--- Excerpted records ---
□ □ □ □ □ □ □
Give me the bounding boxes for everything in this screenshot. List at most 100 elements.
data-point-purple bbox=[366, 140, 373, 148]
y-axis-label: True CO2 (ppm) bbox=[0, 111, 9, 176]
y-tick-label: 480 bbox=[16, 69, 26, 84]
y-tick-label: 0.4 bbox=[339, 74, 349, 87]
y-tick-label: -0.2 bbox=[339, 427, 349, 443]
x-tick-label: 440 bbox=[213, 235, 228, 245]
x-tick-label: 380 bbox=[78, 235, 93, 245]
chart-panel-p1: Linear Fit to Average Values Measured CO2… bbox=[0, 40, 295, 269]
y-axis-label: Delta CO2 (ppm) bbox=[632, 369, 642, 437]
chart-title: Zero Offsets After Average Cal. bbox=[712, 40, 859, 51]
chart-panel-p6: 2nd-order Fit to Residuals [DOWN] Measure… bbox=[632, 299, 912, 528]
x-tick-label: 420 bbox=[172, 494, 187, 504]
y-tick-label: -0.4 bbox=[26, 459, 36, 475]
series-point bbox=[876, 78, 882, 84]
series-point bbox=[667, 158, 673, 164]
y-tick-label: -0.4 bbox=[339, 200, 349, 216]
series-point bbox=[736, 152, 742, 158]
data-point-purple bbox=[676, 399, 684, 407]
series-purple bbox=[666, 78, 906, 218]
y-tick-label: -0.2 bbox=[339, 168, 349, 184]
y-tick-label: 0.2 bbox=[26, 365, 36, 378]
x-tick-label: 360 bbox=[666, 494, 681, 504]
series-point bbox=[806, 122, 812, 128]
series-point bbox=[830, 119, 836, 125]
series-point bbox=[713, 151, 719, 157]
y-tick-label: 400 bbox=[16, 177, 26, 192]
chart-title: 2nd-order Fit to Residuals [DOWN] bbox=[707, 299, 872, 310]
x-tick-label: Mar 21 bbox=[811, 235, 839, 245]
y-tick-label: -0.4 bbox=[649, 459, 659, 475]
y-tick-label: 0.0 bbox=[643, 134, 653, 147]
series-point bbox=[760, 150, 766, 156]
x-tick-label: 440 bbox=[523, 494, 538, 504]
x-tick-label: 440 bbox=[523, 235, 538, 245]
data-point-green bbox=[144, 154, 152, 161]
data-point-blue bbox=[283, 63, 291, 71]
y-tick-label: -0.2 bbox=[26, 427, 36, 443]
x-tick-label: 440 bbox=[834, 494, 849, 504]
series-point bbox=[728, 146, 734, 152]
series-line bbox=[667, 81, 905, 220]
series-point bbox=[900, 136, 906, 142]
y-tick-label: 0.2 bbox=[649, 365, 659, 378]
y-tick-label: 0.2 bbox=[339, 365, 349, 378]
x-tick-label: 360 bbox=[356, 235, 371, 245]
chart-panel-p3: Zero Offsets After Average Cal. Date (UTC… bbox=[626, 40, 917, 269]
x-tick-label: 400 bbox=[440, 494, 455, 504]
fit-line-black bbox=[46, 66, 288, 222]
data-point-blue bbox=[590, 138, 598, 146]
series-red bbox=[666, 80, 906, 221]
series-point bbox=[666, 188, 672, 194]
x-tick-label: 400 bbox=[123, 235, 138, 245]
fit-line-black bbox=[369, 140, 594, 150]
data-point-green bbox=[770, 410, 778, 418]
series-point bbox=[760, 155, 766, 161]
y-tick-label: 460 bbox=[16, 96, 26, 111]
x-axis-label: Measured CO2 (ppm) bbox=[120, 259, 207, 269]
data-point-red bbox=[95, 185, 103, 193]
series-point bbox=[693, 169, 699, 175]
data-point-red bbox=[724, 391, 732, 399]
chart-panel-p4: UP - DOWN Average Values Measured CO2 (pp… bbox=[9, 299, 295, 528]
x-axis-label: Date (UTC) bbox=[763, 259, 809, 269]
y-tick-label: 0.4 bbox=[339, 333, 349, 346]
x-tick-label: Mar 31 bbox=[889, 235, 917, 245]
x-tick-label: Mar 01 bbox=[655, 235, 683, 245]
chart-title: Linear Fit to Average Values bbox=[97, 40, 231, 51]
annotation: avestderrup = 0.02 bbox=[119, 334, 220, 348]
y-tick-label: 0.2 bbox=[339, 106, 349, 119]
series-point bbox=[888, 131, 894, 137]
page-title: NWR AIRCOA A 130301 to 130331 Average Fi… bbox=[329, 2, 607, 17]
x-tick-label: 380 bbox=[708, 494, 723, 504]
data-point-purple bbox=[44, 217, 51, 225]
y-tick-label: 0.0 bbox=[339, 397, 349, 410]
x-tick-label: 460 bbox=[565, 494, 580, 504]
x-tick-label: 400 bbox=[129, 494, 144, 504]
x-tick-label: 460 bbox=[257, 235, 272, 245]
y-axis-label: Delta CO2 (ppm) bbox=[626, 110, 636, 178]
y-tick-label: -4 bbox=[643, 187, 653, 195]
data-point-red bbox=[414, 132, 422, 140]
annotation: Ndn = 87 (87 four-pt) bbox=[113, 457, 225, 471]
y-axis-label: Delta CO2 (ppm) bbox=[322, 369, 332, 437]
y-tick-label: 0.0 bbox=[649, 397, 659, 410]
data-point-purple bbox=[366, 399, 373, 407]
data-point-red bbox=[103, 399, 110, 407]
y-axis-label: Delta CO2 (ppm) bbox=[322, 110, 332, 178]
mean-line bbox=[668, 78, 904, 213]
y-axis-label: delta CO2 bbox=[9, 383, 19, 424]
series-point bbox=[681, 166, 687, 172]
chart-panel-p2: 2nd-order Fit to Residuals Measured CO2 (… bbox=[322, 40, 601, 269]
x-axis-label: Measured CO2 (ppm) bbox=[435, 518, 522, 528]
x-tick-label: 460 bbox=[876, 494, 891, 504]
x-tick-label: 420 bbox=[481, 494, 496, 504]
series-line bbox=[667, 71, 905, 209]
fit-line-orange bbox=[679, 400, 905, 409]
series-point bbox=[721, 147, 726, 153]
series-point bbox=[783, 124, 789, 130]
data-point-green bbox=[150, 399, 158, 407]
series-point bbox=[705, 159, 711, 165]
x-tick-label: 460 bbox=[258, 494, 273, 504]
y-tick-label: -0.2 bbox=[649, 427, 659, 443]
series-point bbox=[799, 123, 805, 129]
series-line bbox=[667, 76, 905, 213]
□ □ □ □ □ □ □
Could you lay out the listing as a numbered list, from its first line through the line containing "x-tick-label: 360 bbox=[356, 235, 371, 245]", with both of those lines included and any blank lines omitted?

1. Give me the bounding boxes for everything in this screenshot. List at most 100 elements.
2. data-point-purple bbox=[366, 140, 373, 148]
3. y-axis-label: True CO2 (ppm) bbox=[0, 111, 9, 176]
4. y-tick-label: 480 bbox=[16, 69, 26, 84]
5. y-tick-label: 0.4 bbox=[339, 74, 349, 87]
6. y-tick-label: -0.2 bbox=[339, 427, 349, 443]
7. x-tick-label: 440 bbox=[213, 235, 228, 245]
8. x-tick-label: 380 bbox=[78, 235, 93, 245]
9. chart-panel-p1: Linear Fit to Average Values Measured CO2… bbox=[0, 40, 295, 269]
10. y-axis-label: Delta CO2 (ppm) bbox=[632, 369, 642, 437]
11. chart-title: Zero Offsets After Average Cal. bbox=[712, 40, 859, 51]
12. chart-panel-p6: 2nd-order Fit to Residuals [DOWN] Measure… bbox=[632, 299, 912, 528]
13. x-tick-label: 420 bbox=[172, 494, 187, 504]
14. y-tick-label: -0.4 bbox=[26, 459, 36, 475]
15. series-point bbox=[876, 78, 882, 84]
16. series-point bbox=[667, 158, 673, 164]
17. y-tick-label: -0.4 bbox=[339, 200, 349, 216]
18. series-point bbox=[736, 152, 742, 158]
19. data-point-purple bbox=[676, 399, 684, 407]
20. series-purple bbox=[666, 78, 906, 218]
21. y-tick-label: -0.2 bbox=[339, 168, 349, 184]
22. y-tick-label: 0.2 bbox=[26, 365, 36, 378]
23. x-tick-label: 360 bbox=[666, 494, 681, 504]
24. series-point bbox=[806, 122, 812, 128]
25. series-point bbox=[830, 119, 836, 125]
26. series-point bbox=[713, 151, 719, 157]
27. y-tick-label: 400 bbox=[16, 177, 26, 192]
28. chart-title: 2nd-order Fit to Residuals [DOWN] bbox=[707, 299, 872, 310]
29. x-tick-label: Mar 21 bbox=[811, 235, 839, 245]
30. y-tick-label: -0.4 bbox=[649, 459, 659, 475]
31. y-tick-label: 0.0 bbox=[643, 134, 653, 147]
32. series-point bbox=[760, 150, 766, 156]
33. x-tick-label: 440 bbox=[523, 494, 538, 504]
34. x-tick-label: 440 bbox=[523, 235, 538, 245]
35. data-point-green bbox=[144, 154, 152, 161]
36. data-point-blue bbox=[283, 63, 291, 71]
37. y-tick-label: -0.2 bbox=[26, 427, 36, 443]
38. x-tick-label: 440 bbox=[834, 494, 849, 504]
39. series-point bbox=[728, 146, 734, 152]
40. series-line bbox=[667, 81, 905, 220]
41. series-point bbox=[900, 136, 906, 142]
42. y-tick-label: 0.2 bbox=[649, 365, 659, 378]
43. y-tick-label: 0.2 bbox=[339, 365, 349, 378]
44. x-tick-label: 360 bbox=[356, 235, 371, 245]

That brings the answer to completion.